## Collected data entries
>>
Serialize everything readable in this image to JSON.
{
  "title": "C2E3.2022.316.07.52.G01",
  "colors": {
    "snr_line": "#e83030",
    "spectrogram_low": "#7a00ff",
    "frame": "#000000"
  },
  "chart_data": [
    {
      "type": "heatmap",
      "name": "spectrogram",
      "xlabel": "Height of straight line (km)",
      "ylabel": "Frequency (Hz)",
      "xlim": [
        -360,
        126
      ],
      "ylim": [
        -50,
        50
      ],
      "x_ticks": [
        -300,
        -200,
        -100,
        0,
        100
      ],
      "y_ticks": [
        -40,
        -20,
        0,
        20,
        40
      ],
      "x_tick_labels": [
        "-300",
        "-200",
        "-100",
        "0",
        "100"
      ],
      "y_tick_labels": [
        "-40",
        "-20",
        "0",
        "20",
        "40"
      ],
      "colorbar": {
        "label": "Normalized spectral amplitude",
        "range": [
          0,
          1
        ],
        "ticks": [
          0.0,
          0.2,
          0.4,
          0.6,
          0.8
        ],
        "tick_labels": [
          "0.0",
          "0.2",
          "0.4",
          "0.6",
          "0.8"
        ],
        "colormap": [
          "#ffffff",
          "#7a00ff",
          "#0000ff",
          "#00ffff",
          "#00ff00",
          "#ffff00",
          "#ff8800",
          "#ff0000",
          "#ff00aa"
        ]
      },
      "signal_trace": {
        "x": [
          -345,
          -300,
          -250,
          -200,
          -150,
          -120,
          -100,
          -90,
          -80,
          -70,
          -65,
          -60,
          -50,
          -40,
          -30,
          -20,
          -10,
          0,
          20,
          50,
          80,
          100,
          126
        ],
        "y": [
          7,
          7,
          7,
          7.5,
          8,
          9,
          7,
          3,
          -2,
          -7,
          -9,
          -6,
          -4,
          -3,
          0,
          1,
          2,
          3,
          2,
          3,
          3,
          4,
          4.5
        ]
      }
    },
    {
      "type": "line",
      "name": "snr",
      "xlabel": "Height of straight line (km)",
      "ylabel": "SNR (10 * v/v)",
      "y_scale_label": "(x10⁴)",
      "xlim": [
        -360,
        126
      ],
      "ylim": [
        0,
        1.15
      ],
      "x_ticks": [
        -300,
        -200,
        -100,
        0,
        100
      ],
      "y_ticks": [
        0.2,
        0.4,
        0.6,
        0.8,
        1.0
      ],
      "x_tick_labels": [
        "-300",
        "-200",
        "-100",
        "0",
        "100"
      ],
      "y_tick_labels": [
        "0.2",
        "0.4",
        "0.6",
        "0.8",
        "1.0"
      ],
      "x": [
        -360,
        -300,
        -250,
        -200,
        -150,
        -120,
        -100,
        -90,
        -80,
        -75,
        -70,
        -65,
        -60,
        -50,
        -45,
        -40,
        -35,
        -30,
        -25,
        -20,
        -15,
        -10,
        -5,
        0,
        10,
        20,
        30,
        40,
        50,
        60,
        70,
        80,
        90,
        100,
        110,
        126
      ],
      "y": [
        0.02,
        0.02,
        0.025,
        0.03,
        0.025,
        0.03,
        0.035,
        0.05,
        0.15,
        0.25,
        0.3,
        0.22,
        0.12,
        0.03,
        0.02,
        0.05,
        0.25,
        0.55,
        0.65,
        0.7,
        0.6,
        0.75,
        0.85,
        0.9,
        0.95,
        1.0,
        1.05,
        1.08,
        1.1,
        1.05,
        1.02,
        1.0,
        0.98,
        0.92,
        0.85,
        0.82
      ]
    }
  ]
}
<<
From the listing above, reproduce all the lines exactly.

## REPLY
Serialize everything readable in this image to JSON.
{
  "title": "C2E3.2022.316.07.52.G01",
  "colors": {
    "snr_line": "#e83030",
    "spectrogram_low": "#7a00ff",
    "frame": "#000000"
  },
  "chart_data": [
    {
      "type": "heatmap",
      "name": "spectrogram",
      "xlabel": "Height of straight line (km)",
      "ylabel": "Frequency (Hz)",
      "xlim": [
        -360,
        126
      ],
      "ylim": [
        -50,
        50
      ],
      "x_ticks": [
        -300,
        -200,
        -100,
        0,
        100
      ],
      "y_ticks": [
        -40,
        -20,
        0,
        20,
        40
      ],
      "x_tick_labels": [
        "-300",
        "-200",
        "-100",
        "0",
        "100"
      ],
      "y_tick_labels": [
        "-40",
        "-20",
        "0",
        "20",
        "40"
      ],
      "colorbar": {
        "label": "Normalized spectral amplitude",
        "range": [
          0,
          1
        ],
        "ticks": [
          0.0,
          0.2,
          0.4,
          0.6,
          0.8
        ],
        "tick_labels": [
          "0.0",
          "0.2",
          "0.4",
          "0.6",
          "0.8"
        ],
        "colormap": [
          "#ffffff",
          "#7a00ff",
          "#0000ff",
          "#00ffff",
          "#00ff00",
          "#ffff00",
          "#ff8800",
          "#ff0000",
          "#ff00aa"
        ]
      },
      "signal_trace": {
        "x": [
          -345,
          -300,
          -250,
          -200,
          -150,
          -120,
          -100,
          -90,
          -80,
          -70,
          -65,
          -60,
          -50,
          -40,
          -30,
          -20,
          -10,
          0,
          20,
          50,
          80,
          100,
          126
        ],
        "y": [
          7,
          7,
          7,
          7.5,
          8,
          9,
          7,
          3,
          -2,
          -7,
          -9,
          -6,
          -4,
          -3,
          0,
          1,
          2,
          3,
          2,
          3,
          3,
          4,
          4.5
        ]
      }
    },
    {
      "type": "line",
      "name": "snr",
      "xlabel": "Height of straight line (km)",
      "ylabel": "SNR (10 * v/v)",
      "y_scale_label": "(x10⁴)",
      "xlim": [
        -360,
        126
      ],
      "ylim": [
        0,
        1.15
      ],
      "x_ticks": [
        -300,
        -200,
        -100,
        0,
        100
      ],
      "y_ticks": [
        0.2,
        0.4,
        0.6,
        0.8,
        1.0
      ],
      "x_tick_labels": [
        "-300",
        "-200",
        "-100",
        "0",
        "100"
      ],
      "y_tick_labels": [
        "0.2",
        "0.4",
        "0.6",
        "0.8",
        "1.0"
      ],
      "x": [
        -360,
        -300,
        -250,
        -200,
        -150,
        -120,
        -100,
        -90,
        -80,
        -75,
        -70,
        -65,
        -60,
        -50,
        -45,
        -40,
        -35,
        -30,
        -25,
        -20,
        -15,
        -10,
        -5,
        0,
        10,
        20,
        30,
        40,
        50,
        60,
        70,
        80,
        90,
        100,
        110,
        126
      ],
      "y": [
        0.02,
        0.02,
        0.025,
        0.03,
        0.025,
        0.03,
        0.035,
        0.05,
        0.15,
        0.25,
        0.3,
        0.22,
        0.12,
        0.03,
        0.02,
        0.05,
        0.25,
        0.55,
        0.65,
        0.7,
        0.6,
        0.75,
        0.85,
        0.9,
        0.95,
        1.0,
        1.05,
        1.08,
        1.1,
        1.05,
        1.02,
        1.0,
        0.98,
        0.92,
        0.85,
        0.82
      ]
    }
  ]
}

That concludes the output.